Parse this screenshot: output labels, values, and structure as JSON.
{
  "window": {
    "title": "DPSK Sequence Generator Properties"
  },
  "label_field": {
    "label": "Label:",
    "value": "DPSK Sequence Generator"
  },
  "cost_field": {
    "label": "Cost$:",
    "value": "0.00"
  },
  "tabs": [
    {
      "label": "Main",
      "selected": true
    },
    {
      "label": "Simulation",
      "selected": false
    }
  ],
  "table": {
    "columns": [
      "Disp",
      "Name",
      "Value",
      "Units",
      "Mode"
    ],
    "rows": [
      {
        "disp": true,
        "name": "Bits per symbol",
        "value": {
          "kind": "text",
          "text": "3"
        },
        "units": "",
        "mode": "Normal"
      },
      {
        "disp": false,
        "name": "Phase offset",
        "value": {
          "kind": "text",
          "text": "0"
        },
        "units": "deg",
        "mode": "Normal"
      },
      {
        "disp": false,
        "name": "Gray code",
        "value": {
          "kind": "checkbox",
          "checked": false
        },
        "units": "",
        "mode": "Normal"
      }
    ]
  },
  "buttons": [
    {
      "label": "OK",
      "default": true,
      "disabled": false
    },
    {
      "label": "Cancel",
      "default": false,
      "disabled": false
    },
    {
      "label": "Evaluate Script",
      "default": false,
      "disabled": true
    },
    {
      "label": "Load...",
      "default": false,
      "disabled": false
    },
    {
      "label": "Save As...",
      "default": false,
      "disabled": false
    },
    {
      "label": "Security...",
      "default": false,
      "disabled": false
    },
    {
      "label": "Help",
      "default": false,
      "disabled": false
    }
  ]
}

==========

— Exercise directions —
Reproduce each entry from the records above, character for character.

— Task response —
Parse this screenshot: output labels, values, and structure as JSON.
{
  "window": {
    "title": "DPSK Sequence Generator Properties"
  },
  "label_field": {
    "label": "Label:",
    "value": "DPSK Sequence Generator"
  },
  "cost_field": {
    "label": "Cost$:",
    "value": "0.00"
  },
  "tabs": [
    {
      "label": "Main",
      "selected": true
    },
    {
      "label": "Simulation",
      "selected": false
    }
  ],
  "table": {
    "columns": [
      "Disp",
      "Name",
      "Value",
      "Units",
      "Mode"
    ],
    "rows": [
      {
        "disp": true,
        "name": "Bits per symbol",
        "value": {
          "kind": "text",
          "text": "3"
        },
        "units": "",
        "mode": "Normal"
      },
      {
        "disp": false,
        "name": "Phase offset",
        "value": {
          "kind": "text",
          "text": "0"
        },
        "units": "deg",
        "mode": "Normal"
      },
      {
        "disp": false,
        "name": "Gray code",
        "value": {
          "kind": "checkbox",
          "checked": false
        },
        "units": "",
        "mode": "Normal"
      }
    ]
  },
  "buttons": [
    {
      "label": "OK",
      "default": true,
      "disabled": false
    },
    {
      "label": "Cancel",
      "default": false,
      "disabled": false
    },
    {
      "label": "Evaluate Script",
      "default": false,
      "disabled": true
    },
    {
      "label": "Load...",
      "default": false,
      "disabled": false
    },
    {
      "label": "Save As...",
      "default": false,
      "disabled": false
    },
    {
      "label": "Security...",
      "default": false,
      "disabled": false
    },
    {
      "label": "Help",
      "default": false,
      "disabled": false
    }
  ]
}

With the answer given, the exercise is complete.